Locate every line in the records below that holds the word "photo" and return each one.

Stored data entries
■ ■ ■
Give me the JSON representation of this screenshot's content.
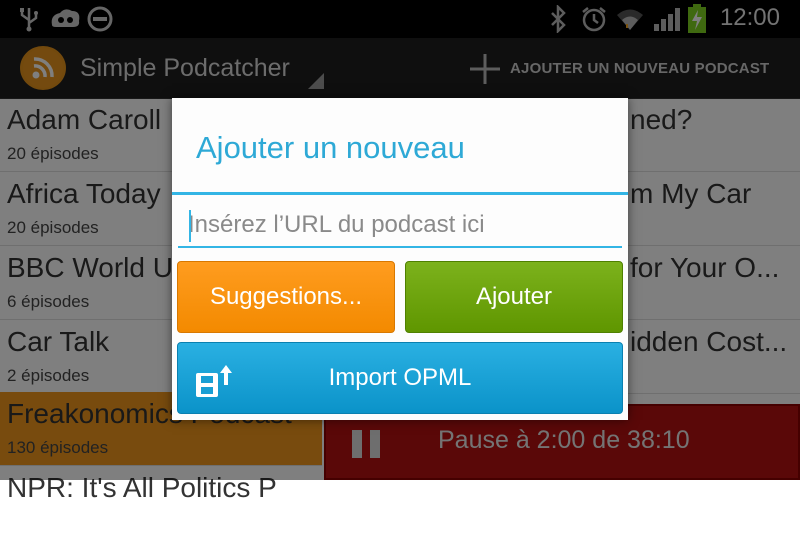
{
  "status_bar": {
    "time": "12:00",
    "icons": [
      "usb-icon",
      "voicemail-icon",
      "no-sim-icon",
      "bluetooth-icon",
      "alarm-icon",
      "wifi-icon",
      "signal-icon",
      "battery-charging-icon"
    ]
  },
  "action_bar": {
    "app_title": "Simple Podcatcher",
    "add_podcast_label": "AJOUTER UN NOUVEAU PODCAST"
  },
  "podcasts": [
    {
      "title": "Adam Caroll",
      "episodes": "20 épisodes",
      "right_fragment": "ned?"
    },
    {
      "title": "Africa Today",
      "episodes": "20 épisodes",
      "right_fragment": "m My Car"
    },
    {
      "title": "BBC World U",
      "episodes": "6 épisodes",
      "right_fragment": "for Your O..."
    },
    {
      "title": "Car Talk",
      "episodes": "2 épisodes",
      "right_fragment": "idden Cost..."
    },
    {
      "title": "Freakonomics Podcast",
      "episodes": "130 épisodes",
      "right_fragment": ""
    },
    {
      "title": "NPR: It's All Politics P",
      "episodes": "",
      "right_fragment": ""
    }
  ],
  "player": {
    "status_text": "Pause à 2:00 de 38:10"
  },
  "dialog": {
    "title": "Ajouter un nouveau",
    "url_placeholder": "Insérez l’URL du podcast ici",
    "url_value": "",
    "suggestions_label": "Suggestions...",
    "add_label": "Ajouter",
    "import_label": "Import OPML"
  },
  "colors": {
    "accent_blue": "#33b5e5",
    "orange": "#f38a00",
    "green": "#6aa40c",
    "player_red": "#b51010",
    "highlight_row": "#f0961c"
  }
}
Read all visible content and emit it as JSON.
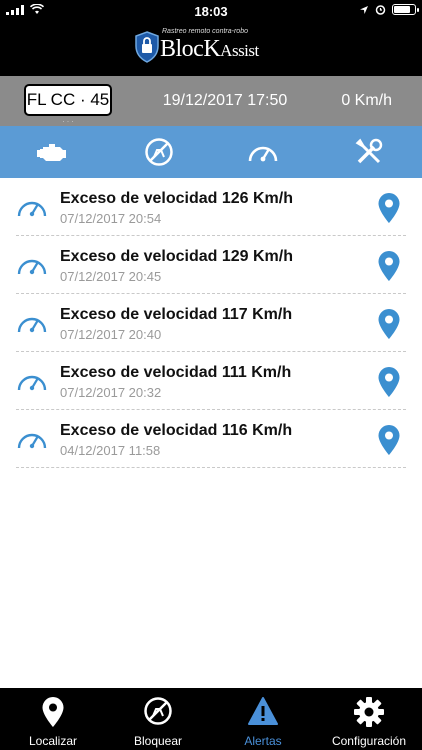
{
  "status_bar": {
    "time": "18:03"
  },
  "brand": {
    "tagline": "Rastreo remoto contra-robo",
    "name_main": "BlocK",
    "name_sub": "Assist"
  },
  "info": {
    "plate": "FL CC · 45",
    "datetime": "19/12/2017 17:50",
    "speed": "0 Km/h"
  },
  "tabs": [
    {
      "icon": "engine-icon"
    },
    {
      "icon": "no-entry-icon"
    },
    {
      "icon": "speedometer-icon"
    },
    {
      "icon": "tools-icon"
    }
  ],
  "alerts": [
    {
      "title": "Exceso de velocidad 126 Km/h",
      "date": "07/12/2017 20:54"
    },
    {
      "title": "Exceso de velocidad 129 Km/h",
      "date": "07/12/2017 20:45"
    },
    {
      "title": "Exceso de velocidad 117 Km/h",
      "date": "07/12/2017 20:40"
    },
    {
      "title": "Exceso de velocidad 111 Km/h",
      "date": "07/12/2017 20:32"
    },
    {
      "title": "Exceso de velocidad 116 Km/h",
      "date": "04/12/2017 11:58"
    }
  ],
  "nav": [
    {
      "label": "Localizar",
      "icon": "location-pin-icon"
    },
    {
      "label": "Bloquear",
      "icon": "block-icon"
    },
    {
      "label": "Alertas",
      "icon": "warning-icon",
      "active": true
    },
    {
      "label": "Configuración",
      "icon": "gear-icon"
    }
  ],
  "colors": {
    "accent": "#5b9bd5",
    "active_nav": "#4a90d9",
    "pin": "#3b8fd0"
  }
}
■ ■ ■
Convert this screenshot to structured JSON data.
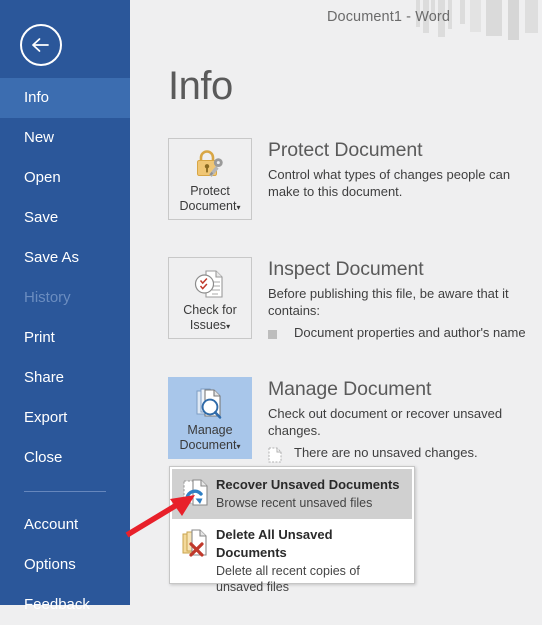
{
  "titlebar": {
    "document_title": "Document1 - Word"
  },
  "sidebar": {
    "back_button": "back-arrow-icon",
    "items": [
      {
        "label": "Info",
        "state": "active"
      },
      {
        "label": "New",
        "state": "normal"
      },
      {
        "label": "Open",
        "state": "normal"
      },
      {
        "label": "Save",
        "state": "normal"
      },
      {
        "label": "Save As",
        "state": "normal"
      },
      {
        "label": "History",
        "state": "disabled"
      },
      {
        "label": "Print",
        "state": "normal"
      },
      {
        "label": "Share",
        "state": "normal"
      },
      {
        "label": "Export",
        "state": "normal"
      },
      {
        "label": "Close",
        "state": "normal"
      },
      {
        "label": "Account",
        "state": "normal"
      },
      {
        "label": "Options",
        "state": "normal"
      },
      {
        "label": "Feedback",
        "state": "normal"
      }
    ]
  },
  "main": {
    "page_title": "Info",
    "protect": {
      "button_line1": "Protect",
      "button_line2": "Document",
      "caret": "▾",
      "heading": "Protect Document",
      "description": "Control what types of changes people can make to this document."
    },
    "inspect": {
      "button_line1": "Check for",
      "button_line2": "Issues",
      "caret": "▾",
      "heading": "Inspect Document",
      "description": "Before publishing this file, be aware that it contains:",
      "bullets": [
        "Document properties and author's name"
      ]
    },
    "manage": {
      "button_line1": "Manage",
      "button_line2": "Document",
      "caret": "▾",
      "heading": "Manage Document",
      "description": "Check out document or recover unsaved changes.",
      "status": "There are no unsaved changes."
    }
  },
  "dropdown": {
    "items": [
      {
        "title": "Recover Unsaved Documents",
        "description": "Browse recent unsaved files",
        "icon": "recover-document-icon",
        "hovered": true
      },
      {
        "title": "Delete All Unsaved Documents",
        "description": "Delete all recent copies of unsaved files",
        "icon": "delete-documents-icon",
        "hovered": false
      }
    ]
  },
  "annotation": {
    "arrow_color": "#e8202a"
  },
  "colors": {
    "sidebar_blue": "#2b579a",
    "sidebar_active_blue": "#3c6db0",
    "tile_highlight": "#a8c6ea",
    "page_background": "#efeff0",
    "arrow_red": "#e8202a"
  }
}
■ ■ ■
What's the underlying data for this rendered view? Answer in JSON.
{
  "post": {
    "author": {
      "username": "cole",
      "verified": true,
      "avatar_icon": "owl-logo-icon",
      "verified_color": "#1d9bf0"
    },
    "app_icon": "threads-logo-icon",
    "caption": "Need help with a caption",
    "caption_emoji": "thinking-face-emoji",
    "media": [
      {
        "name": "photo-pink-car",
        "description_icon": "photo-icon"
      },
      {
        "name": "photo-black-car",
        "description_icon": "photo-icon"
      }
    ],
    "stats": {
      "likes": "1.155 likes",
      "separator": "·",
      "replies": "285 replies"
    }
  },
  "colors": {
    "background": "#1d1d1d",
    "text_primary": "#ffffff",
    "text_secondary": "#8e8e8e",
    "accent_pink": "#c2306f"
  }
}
■ ■ ■
Exercise result
        "name": "photo-pink-car",
        "description_icon": "photo-icon"
        "name": "photo-black-car",
        "description_icon": "photo-icon"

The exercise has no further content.